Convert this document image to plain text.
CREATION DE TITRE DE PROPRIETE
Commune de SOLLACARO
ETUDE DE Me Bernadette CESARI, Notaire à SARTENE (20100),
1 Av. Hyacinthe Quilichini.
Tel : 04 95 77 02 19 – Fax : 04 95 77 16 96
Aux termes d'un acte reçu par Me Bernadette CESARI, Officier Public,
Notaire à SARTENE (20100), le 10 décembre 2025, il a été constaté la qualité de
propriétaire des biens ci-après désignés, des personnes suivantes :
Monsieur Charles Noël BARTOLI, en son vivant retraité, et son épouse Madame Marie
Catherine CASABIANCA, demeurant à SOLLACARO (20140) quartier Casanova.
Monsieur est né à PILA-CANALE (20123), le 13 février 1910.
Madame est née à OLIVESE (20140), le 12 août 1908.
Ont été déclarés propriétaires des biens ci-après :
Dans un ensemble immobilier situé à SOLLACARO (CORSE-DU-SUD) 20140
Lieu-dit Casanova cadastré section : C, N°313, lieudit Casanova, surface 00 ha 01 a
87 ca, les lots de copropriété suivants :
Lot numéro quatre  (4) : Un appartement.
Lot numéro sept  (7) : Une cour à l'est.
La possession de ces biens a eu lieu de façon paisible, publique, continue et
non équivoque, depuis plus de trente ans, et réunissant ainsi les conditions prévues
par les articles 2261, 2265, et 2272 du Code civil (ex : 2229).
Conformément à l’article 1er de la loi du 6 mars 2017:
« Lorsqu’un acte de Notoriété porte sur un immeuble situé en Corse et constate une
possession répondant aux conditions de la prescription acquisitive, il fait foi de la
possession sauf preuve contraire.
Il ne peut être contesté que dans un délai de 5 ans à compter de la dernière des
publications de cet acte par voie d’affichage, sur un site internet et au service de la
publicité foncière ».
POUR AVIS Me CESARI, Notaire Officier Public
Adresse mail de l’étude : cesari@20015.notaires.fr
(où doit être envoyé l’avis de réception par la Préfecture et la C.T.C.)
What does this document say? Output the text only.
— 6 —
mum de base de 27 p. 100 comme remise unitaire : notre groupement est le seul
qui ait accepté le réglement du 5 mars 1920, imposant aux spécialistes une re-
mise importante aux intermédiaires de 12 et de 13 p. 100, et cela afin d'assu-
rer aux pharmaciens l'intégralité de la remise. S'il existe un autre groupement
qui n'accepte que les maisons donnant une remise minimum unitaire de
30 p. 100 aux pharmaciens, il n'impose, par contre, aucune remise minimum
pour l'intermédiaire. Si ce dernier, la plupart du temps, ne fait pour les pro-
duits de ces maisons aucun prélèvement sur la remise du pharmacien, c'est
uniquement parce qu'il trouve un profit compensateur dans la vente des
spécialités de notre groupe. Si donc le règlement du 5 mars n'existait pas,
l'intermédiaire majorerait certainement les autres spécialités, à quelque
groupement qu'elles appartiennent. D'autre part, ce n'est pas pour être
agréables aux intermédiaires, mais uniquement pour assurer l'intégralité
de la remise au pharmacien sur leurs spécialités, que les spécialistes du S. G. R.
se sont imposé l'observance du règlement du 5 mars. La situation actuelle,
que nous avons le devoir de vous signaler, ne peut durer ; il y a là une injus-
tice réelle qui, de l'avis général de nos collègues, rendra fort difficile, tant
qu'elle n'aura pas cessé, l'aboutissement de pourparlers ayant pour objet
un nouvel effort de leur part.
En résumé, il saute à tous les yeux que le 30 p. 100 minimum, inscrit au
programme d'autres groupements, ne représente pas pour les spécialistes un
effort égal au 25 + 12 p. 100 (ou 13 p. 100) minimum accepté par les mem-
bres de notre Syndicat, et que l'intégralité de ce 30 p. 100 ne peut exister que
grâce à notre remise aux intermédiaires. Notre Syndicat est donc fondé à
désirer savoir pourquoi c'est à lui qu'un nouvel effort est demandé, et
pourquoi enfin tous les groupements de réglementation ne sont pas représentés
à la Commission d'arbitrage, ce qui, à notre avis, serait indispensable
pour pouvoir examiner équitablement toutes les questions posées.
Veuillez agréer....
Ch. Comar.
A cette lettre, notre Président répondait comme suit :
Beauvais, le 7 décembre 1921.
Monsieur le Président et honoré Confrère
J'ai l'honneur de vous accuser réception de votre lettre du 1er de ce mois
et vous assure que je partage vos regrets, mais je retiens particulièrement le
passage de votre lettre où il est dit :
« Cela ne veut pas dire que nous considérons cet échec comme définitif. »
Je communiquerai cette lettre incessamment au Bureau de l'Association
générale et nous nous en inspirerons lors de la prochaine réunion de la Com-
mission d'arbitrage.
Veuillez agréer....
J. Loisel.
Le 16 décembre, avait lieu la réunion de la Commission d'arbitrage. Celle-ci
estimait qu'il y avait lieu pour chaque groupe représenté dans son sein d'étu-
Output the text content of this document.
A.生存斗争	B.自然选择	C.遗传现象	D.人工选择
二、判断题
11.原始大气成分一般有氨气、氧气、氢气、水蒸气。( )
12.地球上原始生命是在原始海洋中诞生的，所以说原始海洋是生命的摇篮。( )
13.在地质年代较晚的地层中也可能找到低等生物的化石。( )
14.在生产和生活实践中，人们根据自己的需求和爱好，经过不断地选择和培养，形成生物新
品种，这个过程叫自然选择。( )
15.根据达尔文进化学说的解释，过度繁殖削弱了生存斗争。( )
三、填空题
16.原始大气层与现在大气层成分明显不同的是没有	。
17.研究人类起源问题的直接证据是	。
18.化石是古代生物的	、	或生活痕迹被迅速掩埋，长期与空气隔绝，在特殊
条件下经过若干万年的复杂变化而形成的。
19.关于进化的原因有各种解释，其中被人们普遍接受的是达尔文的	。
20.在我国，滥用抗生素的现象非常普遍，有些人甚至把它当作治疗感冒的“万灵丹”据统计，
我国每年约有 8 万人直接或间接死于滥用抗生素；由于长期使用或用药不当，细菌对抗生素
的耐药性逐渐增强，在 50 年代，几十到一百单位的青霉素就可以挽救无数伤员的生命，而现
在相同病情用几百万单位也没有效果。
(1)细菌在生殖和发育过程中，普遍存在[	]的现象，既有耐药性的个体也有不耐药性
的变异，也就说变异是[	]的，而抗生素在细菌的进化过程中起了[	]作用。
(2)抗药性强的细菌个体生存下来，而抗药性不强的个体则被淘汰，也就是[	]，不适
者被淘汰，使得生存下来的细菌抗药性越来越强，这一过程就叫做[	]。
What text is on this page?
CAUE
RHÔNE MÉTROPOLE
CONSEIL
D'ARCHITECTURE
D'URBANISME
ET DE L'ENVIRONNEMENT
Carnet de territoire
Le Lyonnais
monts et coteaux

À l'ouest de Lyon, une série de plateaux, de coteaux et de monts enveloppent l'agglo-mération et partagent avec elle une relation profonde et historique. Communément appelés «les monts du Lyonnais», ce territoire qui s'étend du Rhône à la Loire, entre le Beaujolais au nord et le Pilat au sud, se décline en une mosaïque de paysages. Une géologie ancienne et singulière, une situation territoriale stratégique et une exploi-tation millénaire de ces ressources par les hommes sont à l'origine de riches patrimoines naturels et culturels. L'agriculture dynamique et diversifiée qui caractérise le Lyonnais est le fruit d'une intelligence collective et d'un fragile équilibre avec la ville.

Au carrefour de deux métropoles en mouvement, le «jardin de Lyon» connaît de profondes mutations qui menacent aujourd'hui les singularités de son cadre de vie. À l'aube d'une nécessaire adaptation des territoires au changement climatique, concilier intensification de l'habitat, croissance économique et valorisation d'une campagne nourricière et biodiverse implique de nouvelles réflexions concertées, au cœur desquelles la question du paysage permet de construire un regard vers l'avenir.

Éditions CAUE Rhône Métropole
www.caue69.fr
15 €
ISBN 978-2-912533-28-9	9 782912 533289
=-=-=-=-=
Pull out each record as written and restate it exactly.

__PROBLEM SOLUTION__:
Convert this document image to plain text.
CREATION DE TITRE DE PROPRIETE
Commune de SOLLACARO
ETUDE DE Me Bernadette CESARI, Notaire à SARTENE (20100),
1 Av. Hyacinthe Quilichini.
Tel : 04 95 77 02 19 – Fax : 04 95 77 16 96
Aux termes d'un acte reçu par Me Bernadette CESARI, Officier Public,
Notaire à SARTENE (20100), le 10 décembre 2025, il a été constaté la qualité de
propriétaire des biens ci-après désignés, des personnes suivantes :
Monsieur Charles Noël BARTOLI, en son vivant retraité, et son épouse Madame Marie
Catherine CASABIANCA, demeurant à SOLLACARO (20140) quartier Casanova.
Monsieur est né à PILA-CANALE (20123), le 13 février 1910.
Madame est née à OLIVESE (20140), le 12 août 1908.
Ont été déclarés propriétaires des biens ci-après :
Dans un ensemble immobilier situé à SOLLACARO (CORSE-DU-SUD) 20140
Lieu-dit Casanova cadastré section : C, N°313, lieudit Casanova, surface 00 ha 01 a
87 ca, les lots de copropriété suivants :
Lot numéro quatre  (4) : Un appartement.
Lot numéro sept  (7) : Une cour à l'est.
La possession de ces biens a eu lieu de façon paisible, publique, continue et
non équivoque, depuis plus de trente ans, et réunissant ainsi les conditions prévues
par les articles 2261, 2265, et 2272 du Code civil (ex : 2229).
Conformément à l’article 1er de la loi du 6 mars 2017:
« Lorsqu’un acte de Notoriété porte sur un immeuble situé en Corse et constate une
possession répondant aux conditions de la prescription acquisitive, il fait foi de la
possession sauf preuve contraire.
Il ne peut être contesté que dans un délai de 5 ans à compter de la dernière des
publications de cet acte par voie d’affichage, sur un site internet et au service de la
publicité foncière ».
POUR AVIS Me CESARI, Notaire Officier Public
Adresse mail de l’étude : cesari@20015.notaires.fr
(où doit être envoyé l’avis de réception par la Préfecture et la C.T.C.)
What does this document say? Output the text only.
— 6 —
mum de base de 27 p. 100 comme remise unitaire : notre groupement est le seul
qui ait accepté le réglement du 5 mars 1920, imposant aux spécialistes une re-
mise importante aux intermédiaires de 12 et de 13 p. 100, et cela afin d'assu-
rer aux pharmaciens l'intégralité de la remise. S'il existe un autre groupement
qui n'accepte que les maisons donnant une remise minimum unitaire de
30 p. 100 aux pharmaciens, il n'impose, par contre, aucune remise minimum
pour l'intermédiaire. Si ce dernier, la plupart du temps, ne fait pour les pro-
duits de ces maisons aucun prélèvement sur la remise du pharmacien, c'est
uniquement parce qu'il trouve un profit compensateur dans la vente des
spécialités de notre groupe. Si donc le règlement du 5 mars n'existait pas,
l'intermédiaire majorerait certainement les autres spécialités, à quelque
groupement qu'elles appartiennent. D'autre part, ce n'est pas pour être
agréables aux intermédiaires, mais uniquement pour assurer l'intégralité
de la remise au pharmacien sur leurs spécialités, que les spécialistes du S. G. R.
se sont imposé l'observance du règlement du 5 mars. La situation actuelle,
que nous avons le devoir de vous signaler, ne peut durer ; il y a là une injus-
tice réelle qui, de l'avis général de nos collègues, rendra fort difficile, tant
qu'elle n'aura pas cessé, l'aboutissement de pourparlers ayant pour objet
un nouvel effort de leur part.
En résumé, il saute à tous les yeux que le 30 p. 100 minimum, inscrit au
programme d'autres groupements, ne représente pas pour les spécialistes un
effort égal au 25 + 12 p. 100 (ou 13 p. 100) minimum accepté par les mem-
bres de notre Syndicat, et que l'intégralité de ce 30 p. 100 ne peut exister que
grâce à notre remise aux intermédiaires. Notre Syndicat est donc fondé à
désirer savoir pourquoi c'est à lui qu'un nouvel effort est demandé, et
pourquoi enfin tous les groupements de réglementation ne sont pas représentés
à la Commission d'arbitrage, ce qui, à notre avis, serait indispensable
pour pouvoir examiner équitablement toutes les questions posées.
Veuillez agréer....
Ch. Comar.
A cette lettre, notre Président répondait comme suit :
Beauvais, le 7 décembre 1921.
Monsieur le Président et honoré Confrère
J'ai l'honneur de vous accuser réception de votre lettre du 1er de ce mois
et vous assure que je partage vos regrets, mais je retiens particulièrement le
passage de votre lettre où il est dit :
« Cela ne veut pas dire que nous considérons cet échec comme définitif. »
Je communiquerai cette lettre incessamment au Bureau de l'Association
générale et nous nous en inspirerons lors de la prochaine réunion de la Com-
mission d'arbitrage.
Veuillez agréer....
J. Loisel.
Le 16 décembre, avait lieu la réunion de la Commission d'arbitrage. Celle-ci
estimait qu'il y avait lieu pour chaque groupe représenté dans son sein d'étu-
Output the text content of this document.
A.生存斗争	B.自然选择	C.遗传现象	D.人工选择
二、判断题
11.原始大气成分一般有氨气、氧气、氢气、水蒸气。( )
12.地球上原始生命是在原始海洋中诞生的，所以说原始海洋是生命的摇篮。( )
13.在地质年代较晚的地层中也可能找到低等生物的化石。( )
14.在生产和生活实践中，人们根据自己的需求和爱好，经过不断地选择和培养，形成生物新
品种，这个过程叫自然选择。( )
15.根据达尔文进化学说的解释，过度繁殖削弱了生存斗争。( )
三、填空题
16.原始大气层与现在大气层成分明显不同的是没有	。
17.研究人类起源问题的直接证据是	。
18.化石是古代生物的	、	或生活痕迹被迅速掩埋，长期与空气隔绝，在特殊
条件下经过若干万年的复杂变化而形成的。
19.关于进化的原因有各种解释，其中被人们普遍接受的是达尔文的	。
20.在我国，滥用抗生素的现象非常普遍，有些人甚至把它当作治疗感冒的“万灵丹”据统计，
我国每年约有 8 万人直接或间接死于滥用抗生素；由于长期使用或用药不当，细菌对抗生素
的耐药性逐渐增强，在 50 年代，几十到一百单位的青霉素就可以挽救无数伤员的生命，而现
在相同病情用几百万单位也没有效果。
(1)细菌在生殖和发育过程中，普遍存在[	]的现象，既有耐药性的个体也有不耐药性
的变异，也就说变异是[	]的，而抗生素在细菌的进化过程中起了[	]作用。
(2)抗药性强的细菌个体生存下来，而抗药性不强的个体则被淘汰，也就是[	]，不适
者被淘汰，使得生存下来的细菌抗药性越来越强，这一过程就叫做[	]。
What text is on this page?
CAUE
RHÔNE MÉTROPOLE
CONSEIL
D'ARCHITECTURE
D'URBANISME
ET DE L'ENVIRONNEMENT
Carnet de territoire
Le Lyonnais
monts et coteaux

À l'ouest de Lyon, une série de plateaux, de coteaux et de monts enveloppent l'agglo-mération et partagent avec elle une relation profonde et historique. Communément appelés «les monts du Lyonnais», ce territoire qui s'étend du Rhône à la Loire, entre le Beaujolais au nord et le Pilat au sud, se décline en une mosaïque de paysages. Une géologie ancienne et singulière, une situation territoriale stratégique et une exploi-tation millénaire de ces ressources par les hommes sont à l'origine de riches patrimoines naturels et culturels. L'agriculture dynamique et diversifiée qui caractérise le Lyonnais est le fruit d'une intelligence collective et d'un fragile équilibre avec la ville.

Au carrefour de deux métropoles en mouvement, le «jardin de Lyon» connaît de profondes mutations qui menacent aujourd'hui les singularités de son cadre de vie. À l'aube d'une nécessaire adaptation des territoires au changement climatique, concilier intensification de l'habitat, croissance économique et valorisation d'une campagne nourricière et biodiverse implique de nouvelles réflexions concertées, au cœur desquelles la question du paysage permet de construire un regard vers l'avenir.

Éditions CAUE Rhône Métropole
www.caue69.fr
15 €
ISBN 978-2-912533-28-9	9 782912 533289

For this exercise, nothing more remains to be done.